PROBLEM REQUIREMENTS -
Below are the entries; count the lines in them that contain the word "Persönliche" and give only the number.

(Excerpt from a dataset)
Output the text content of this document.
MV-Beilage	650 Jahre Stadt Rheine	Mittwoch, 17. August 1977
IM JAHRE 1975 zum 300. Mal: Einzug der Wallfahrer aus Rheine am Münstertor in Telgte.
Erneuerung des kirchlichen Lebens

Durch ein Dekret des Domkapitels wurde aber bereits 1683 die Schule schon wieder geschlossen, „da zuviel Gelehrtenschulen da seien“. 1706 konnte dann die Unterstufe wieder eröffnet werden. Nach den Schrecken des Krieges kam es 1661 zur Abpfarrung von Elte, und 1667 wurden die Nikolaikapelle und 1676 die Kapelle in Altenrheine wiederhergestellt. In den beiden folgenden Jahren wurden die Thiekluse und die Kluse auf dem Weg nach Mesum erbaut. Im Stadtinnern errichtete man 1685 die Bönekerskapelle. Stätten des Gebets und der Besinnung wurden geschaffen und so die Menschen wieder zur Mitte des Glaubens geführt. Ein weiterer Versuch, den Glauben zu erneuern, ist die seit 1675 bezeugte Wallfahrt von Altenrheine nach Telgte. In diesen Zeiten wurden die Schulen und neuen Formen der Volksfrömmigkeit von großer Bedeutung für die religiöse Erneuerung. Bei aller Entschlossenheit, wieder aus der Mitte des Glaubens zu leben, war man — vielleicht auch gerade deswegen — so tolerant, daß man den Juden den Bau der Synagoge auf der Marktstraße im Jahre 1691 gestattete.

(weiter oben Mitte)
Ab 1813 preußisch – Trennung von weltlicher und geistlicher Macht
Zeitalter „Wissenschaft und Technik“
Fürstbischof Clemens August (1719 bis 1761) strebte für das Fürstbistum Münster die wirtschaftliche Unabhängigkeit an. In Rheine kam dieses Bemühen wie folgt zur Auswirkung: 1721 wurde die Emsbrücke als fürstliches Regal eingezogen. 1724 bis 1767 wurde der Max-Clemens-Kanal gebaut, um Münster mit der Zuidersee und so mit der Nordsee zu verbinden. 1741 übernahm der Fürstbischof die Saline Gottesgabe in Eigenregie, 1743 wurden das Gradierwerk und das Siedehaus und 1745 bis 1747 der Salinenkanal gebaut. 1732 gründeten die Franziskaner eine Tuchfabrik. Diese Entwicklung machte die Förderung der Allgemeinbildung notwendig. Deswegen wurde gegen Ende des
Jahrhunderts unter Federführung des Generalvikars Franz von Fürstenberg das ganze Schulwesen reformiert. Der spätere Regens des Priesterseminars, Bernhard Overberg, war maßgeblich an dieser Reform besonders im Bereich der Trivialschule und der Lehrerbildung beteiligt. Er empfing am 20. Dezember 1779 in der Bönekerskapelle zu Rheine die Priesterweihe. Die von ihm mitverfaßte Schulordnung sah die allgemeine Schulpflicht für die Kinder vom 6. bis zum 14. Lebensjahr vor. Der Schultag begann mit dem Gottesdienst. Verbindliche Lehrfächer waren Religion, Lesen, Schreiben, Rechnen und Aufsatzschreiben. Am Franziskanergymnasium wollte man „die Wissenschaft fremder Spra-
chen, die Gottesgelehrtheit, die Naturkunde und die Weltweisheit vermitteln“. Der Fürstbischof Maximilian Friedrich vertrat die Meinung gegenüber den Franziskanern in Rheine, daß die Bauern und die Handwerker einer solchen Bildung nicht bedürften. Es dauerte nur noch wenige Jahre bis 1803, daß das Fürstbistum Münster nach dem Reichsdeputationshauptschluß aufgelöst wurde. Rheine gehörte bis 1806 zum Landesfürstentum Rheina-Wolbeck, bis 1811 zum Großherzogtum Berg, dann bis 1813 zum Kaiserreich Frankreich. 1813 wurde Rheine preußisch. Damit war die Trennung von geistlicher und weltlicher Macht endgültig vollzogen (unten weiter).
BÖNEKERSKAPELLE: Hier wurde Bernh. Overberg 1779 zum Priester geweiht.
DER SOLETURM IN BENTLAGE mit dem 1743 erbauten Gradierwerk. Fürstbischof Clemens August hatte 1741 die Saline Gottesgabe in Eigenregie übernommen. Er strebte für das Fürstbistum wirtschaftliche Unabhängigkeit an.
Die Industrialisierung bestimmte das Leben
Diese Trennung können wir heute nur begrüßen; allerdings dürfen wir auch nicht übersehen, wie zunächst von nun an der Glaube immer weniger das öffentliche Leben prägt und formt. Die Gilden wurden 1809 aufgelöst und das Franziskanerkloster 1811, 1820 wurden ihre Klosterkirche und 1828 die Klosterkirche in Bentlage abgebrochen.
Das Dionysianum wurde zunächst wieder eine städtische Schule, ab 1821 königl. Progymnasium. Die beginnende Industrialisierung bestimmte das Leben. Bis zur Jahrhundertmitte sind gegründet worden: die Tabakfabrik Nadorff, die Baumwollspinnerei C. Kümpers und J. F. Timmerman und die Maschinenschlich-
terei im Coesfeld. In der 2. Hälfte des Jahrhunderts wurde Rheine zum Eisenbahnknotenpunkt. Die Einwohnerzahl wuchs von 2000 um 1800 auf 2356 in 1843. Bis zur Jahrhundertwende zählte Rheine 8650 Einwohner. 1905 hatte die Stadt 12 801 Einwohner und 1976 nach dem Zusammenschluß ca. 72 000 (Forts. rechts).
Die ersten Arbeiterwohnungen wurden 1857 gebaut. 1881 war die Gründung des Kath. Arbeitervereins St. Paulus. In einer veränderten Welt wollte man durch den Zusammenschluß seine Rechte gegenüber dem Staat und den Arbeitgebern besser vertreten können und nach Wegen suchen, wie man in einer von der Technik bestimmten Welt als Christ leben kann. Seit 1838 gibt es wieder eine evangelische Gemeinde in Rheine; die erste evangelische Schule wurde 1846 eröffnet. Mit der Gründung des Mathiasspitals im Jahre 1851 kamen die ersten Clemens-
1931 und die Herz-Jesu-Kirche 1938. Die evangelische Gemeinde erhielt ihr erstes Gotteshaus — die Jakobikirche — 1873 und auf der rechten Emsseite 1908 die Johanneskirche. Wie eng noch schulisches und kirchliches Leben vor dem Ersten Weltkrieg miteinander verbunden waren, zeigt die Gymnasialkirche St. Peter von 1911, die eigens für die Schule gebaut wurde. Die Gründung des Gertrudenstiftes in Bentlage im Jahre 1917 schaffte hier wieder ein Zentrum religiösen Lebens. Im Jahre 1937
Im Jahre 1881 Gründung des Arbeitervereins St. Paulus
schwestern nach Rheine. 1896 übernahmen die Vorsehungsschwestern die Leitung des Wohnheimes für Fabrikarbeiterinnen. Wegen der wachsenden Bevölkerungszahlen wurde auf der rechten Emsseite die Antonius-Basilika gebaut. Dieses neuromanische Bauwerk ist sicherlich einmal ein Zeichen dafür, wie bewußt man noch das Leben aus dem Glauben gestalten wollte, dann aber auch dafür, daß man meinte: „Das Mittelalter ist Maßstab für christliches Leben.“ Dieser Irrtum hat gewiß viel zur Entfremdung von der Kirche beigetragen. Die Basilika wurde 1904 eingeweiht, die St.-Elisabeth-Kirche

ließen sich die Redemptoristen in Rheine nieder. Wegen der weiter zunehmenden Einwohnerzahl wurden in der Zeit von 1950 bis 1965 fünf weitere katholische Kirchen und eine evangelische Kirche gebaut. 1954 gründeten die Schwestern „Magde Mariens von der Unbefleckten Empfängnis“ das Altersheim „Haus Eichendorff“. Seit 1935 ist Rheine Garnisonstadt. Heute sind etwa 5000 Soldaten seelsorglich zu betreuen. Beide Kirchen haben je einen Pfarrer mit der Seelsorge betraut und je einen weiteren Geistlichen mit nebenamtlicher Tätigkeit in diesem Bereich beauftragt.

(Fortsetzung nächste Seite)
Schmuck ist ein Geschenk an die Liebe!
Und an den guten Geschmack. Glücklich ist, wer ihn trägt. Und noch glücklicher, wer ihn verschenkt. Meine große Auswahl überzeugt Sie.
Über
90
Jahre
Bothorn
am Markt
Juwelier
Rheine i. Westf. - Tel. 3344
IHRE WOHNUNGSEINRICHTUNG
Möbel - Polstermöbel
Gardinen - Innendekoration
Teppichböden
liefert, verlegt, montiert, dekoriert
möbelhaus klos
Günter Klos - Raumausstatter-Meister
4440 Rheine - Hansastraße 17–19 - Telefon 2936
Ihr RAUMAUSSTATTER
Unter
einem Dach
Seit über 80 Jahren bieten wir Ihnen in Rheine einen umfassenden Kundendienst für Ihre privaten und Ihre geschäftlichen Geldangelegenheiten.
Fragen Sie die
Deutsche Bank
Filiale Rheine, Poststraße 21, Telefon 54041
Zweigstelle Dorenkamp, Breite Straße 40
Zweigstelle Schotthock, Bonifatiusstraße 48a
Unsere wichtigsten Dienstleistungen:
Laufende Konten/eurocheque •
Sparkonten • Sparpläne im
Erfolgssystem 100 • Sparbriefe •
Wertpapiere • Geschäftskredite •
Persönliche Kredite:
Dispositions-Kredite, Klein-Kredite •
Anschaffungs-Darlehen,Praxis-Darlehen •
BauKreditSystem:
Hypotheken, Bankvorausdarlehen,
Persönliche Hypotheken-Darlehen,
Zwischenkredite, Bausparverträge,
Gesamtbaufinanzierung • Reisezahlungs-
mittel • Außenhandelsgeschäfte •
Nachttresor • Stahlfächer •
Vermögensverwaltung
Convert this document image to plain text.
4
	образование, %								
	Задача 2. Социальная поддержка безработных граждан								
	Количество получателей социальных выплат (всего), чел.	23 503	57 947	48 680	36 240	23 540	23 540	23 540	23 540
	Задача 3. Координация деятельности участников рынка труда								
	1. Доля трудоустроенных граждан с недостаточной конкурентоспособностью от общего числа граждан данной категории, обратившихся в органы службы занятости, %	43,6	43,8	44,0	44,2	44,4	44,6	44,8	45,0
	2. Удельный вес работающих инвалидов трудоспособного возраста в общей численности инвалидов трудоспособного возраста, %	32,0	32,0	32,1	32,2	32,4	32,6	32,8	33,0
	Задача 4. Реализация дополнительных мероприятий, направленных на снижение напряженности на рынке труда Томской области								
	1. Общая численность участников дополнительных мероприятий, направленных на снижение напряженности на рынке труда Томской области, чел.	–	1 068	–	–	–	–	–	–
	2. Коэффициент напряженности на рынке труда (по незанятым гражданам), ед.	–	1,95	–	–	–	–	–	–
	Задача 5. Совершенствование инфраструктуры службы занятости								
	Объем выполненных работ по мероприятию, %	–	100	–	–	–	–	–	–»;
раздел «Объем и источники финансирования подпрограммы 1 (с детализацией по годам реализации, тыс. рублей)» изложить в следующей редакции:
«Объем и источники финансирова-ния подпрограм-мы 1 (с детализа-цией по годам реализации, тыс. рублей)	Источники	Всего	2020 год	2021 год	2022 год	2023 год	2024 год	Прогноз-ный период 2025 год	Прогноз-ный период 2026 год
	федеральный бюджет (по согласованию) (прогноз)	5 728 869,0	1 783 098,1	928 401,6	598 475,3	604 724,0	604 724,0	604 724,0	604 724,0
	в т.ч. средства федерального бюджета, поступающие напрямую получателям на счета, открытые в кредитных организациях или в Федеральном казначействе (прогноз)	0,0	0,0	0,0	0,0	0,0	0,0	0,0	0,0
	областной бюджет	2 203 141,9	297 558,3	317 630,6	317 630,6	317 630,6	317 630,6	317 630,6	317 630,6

COMPLETE OUTPUT -
2